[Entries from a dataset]
--- Begin ---

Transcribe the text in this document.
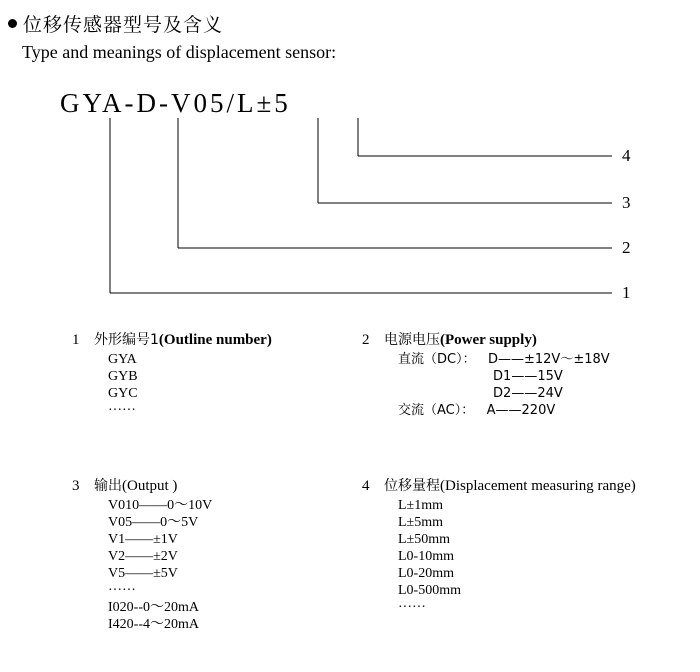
位移传感器型号及含义
Type and meanings of displacement sensor:
GYA-D-V05/L±5
4
3
2
1
1 外形编号1(Outline number)
GYA
GYB
GYC
······
2 电源电压(Power supply)
直流（DC）：   D——±12V～±18V
D1——15V
D2——24V
交流（AC）：   A——220V
3 输出(Output )
V010——0～10V
V05——0～5V
V1——±1V
V2——±2V
V5——±5V
······
I020--0～20mA
I420--4～20mA
4 位移量程(Displacement measuring range)
L±1mm
L±5mm
L±50mm
L0-10mm
L0-20mm
L0-500mm
······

--- End ---

The task:
Every record gets retyped exactly; no picture goes into the copy.

Answer to this exercise:
Transcribe the text in this document.
位移传感器型号及含义
Type and meanings of displacement sensor:
GYA-D-V05/L±5
4
3
2
1
1 外形编号1(Outline number)
GYA
GYB
GYC
······
2 电源电压(Power supply)
直流（DC）：   D——±12V～±18V
D1——15V
D2——24V
交流（AC）：   A——220V
3 输出(Output )
V010——0～10V
V05——0～5V
V1——±1V
V2——±2V
V5——±5V
······
I020--0～20mA
I420--4～20mA
4 位移量程(Displacement measuring range)
L±1mm
L±5mm
L±50mm
L0-10mm
L0-20mm
L0-500mm
······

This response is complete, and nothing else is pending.